◆ **Task prompt**
Find every line with the word "detecteert" and report how many there are, without any other text.

◆ **Data**
--

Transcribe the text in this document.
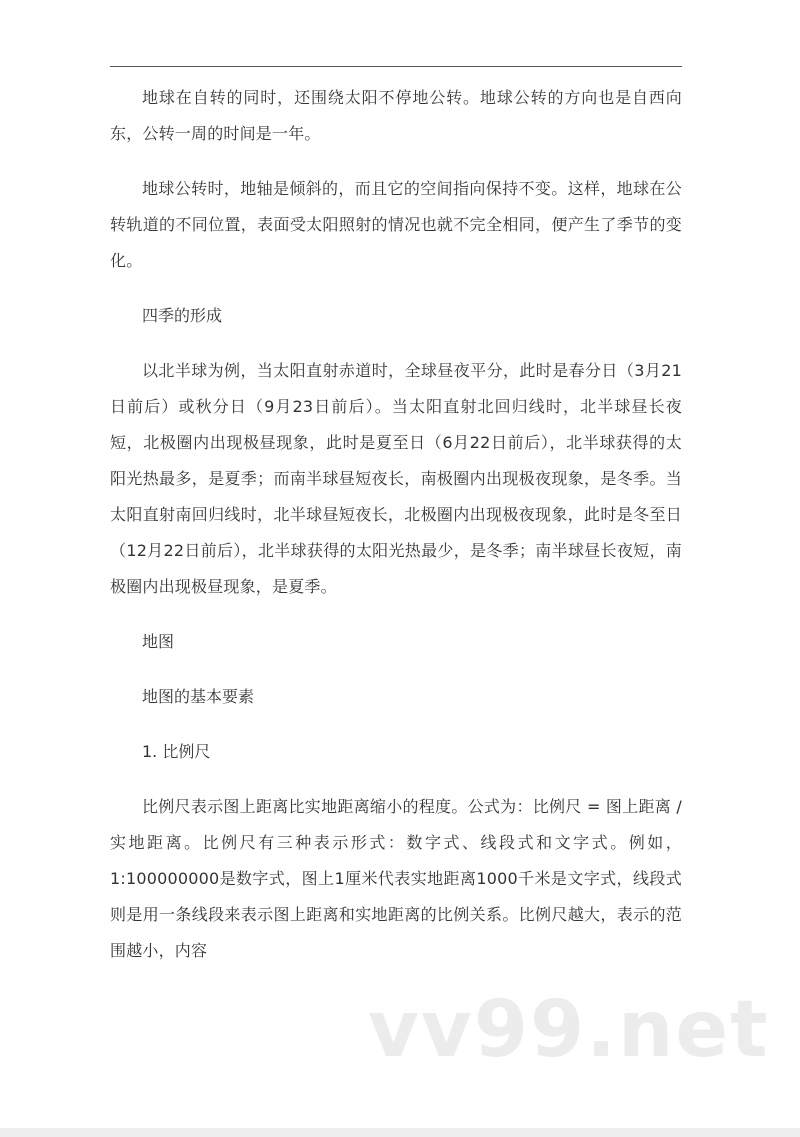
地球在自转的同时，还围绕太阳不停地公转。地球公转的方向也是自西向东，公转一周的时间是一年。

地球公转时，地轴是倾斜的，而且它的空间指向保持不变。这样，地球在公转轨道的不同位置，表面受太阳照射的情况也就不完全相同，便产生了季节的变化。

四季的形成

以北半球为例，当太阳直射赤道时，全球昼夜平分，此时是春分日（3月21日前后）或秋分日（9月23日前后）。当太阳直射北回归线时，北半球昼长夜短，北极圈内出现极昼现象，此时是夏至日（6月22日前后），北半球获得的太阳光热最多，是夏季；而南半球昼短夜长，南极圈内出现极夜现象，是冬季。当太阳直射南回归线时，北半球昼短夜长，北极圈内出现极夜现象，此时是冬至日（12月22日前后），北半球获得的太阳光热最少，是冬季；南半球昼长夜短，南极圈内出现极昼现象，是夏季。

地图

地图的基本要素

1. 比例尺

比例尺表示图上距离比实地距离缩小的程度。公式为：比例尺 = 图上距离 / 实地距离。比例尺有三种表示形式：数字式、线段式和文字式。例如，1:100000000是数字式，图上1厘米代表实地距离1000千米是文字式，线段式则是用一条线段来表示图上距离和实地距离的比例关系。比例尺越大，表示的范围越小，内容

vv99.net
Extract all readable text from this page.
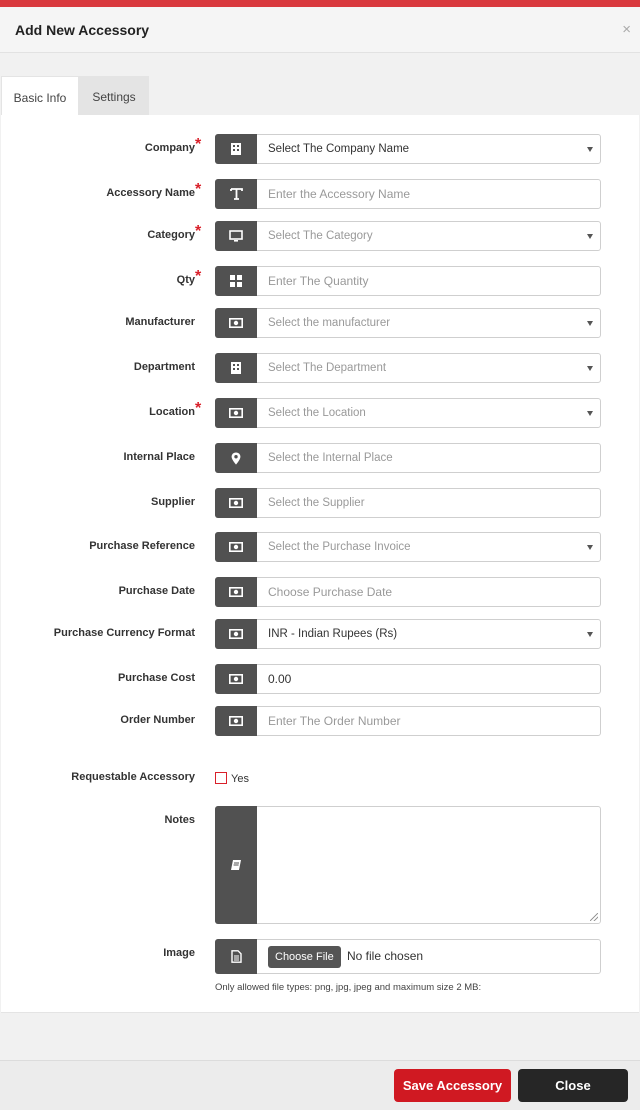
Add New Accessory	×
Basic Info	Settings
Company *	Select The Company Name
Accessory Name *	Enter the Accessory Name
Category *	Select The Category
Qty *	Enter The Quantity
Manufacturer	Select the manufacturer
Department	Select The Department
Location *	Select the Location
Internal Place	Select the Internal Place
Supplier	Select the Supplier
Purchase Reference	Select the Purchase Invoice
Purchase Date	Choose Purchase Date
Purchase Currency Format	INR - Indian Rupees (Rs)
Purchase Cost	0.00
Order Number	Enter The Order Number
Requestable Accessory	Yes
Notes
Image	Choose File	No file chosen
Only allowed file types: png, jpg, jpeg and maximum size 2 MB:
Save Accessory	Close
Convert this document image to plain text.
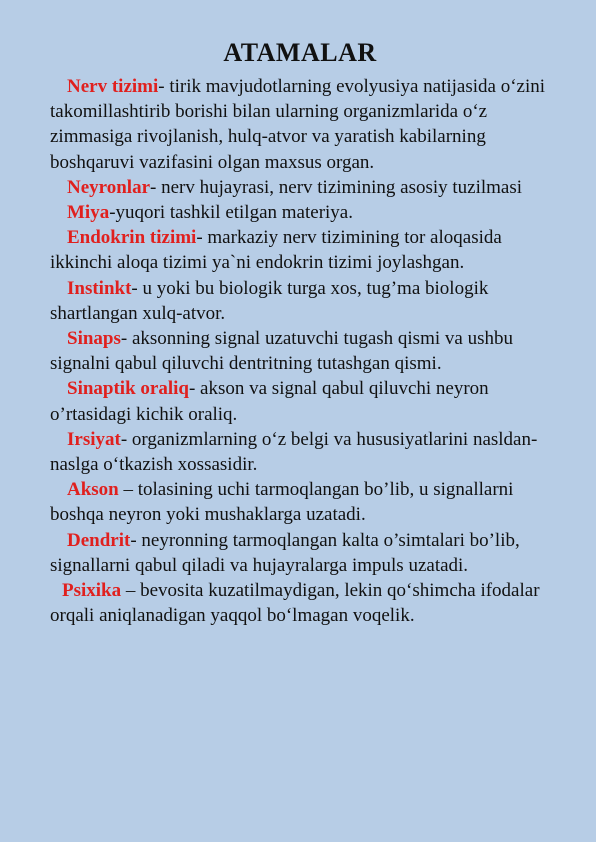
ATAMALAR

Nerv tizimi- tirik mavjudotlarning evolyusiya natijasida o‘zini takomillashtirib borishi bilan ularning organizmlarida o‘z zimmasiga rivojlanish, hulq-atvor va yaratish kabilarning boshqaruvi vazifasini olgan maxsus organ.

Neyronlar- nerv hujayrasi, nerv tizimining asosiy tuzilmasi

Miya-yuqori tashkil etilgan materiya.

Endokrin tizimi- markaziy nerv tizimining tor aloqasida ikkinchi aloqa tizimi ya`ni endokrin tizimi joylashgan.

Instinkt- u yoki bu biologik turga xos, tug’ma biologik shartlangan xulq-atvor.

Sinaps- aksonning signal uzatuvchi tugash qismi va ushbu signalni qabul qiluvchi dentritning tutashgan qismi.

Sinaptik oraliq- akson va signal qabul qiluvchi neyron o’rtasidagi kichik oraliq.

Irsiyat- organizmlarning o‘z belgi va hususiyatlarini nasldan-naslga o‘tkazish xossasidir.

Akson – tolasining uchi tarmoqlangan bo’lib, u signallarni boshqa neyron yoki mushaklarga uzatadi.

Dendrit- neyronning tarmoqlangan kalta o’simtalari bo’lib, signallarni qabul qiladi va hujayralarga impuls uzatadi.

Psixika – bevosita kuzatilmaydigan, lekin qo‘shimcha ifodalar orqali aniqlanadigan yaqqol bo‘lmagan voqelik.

--

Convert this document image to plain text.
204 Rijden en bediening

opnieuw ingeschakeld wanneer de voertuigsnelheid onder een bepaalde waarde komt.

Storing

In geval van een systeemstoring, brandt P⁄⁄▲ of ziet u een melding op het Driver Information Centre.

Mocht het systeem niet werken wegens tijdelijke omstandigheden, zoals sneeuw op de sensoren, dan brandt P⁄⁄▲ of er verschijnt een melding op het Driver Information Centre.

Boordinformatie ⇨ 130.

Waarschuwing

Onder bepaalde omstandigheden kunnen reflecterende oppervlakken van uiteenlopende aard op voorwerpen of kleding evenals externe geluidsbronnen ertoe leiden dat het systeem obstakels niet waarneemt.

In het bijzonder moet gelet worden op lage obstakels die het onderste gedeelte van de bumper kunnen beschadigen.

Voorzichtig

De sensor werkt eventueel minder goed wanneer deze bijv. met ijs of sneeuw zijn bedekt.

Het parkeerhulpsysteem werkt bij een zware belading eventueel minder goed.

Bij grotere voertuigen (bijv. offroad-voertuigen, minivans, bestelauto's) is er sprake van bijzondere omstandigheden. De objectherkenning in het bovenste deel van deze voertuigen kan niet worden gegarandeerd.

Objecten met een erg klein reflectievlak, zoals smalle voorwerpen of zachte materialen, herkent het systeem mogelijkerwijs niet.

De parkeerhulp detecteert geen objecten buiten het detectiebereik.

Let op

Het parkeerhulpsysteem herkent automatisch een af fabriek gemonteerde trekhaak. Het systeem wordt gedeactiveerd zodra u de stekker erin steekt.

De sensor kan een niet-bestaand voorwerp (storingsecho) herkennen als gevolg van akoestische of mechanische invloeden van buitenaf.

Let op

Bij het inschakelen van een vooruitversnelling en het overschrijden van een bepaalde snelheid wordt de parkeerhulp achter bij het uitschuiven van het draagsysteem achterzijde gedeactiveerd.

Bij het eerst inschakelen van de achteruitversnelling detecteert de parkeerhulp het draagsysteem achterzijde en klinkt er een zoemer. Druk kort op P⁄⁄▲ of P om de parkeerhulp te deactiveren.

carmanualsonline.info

--

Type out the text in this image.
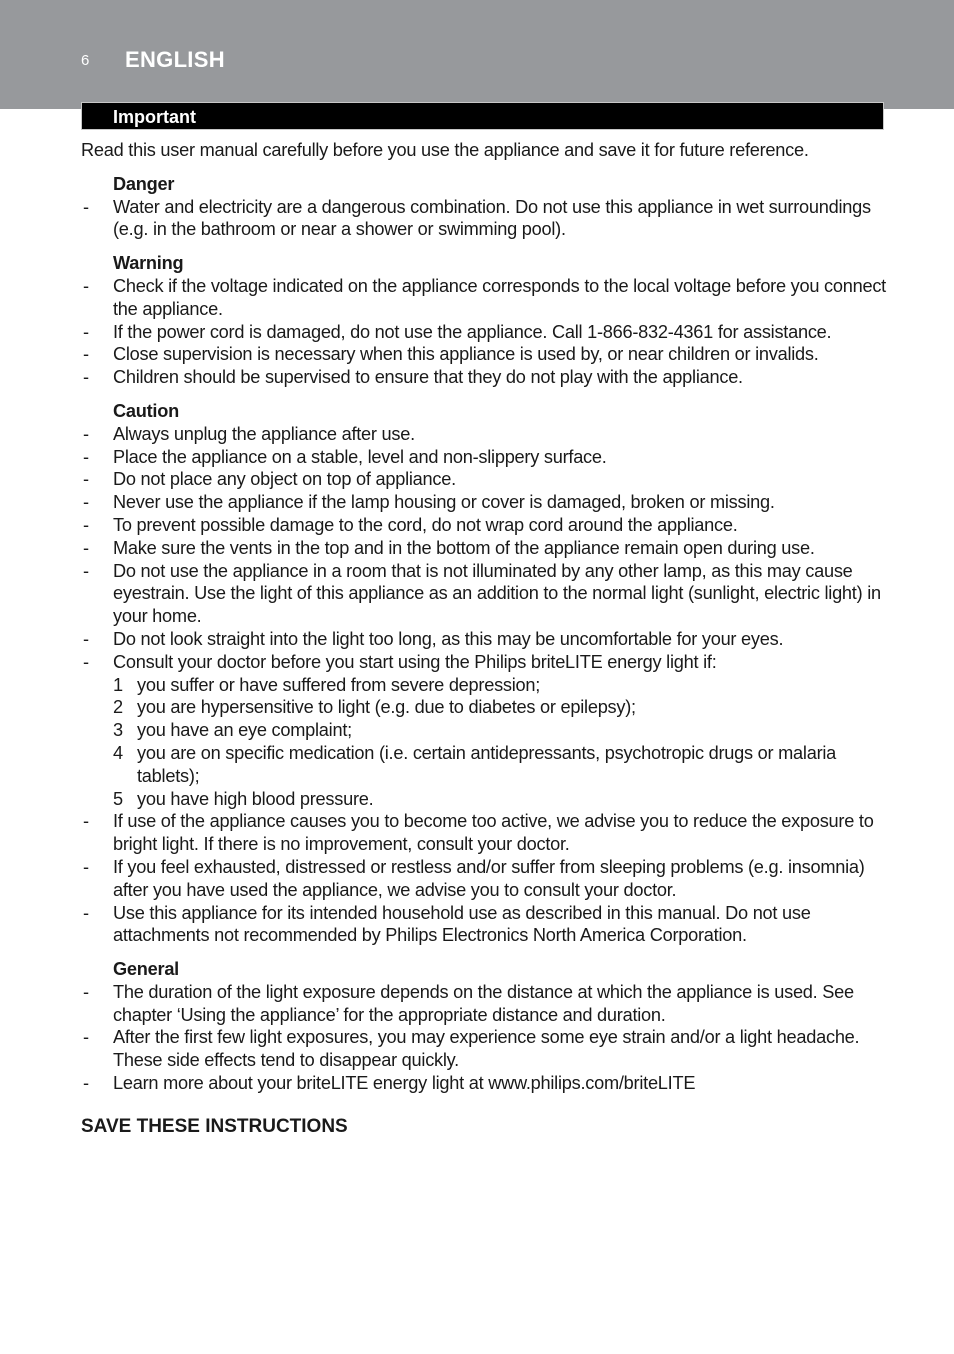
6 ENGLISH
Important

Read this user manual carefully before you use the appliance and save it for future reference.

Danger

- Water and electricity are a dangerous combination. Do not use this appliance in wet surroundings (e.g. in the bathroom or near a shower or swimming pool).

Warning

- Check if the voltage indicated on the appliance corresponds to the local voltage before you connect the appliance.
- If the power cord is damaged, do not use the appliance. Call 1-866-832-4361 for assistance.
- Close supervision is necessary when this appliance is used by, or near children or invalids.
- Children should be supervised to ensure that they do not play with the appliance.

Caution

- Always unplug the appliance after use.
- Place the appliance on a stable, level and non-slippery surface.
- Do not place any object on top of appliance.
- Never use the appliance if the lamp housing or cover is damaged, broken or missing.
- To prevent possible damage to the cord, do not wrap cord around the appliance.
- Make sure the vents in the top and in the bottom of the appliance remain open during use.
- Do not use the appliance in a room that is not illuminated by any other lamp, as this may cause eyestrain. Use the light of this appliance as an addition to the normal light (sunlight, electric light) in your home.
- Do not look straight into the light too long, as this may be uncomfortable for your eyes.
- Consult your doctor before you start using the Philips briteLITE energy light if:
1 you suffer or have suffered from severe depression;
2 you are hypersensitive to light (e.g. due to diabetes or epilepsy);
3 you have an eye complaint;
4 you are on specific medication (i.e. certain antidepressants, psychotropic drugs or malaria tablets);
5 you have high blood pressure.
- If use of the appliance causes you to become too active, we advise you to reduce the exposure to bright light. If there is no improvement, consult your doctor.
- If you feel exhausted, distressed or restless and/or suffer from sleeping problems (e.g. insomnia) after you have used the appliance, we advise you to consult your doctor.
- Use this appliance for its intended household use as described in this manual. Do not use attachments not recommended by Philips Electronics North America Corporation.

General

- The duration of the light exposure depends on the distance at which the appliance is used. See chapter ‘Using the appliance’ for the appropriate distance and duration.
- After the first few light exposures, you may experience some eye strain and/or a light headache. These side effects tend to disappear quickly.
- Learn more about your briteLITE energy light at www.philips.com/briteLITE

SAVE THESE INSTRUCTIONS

--

◆ **Answer in full**
2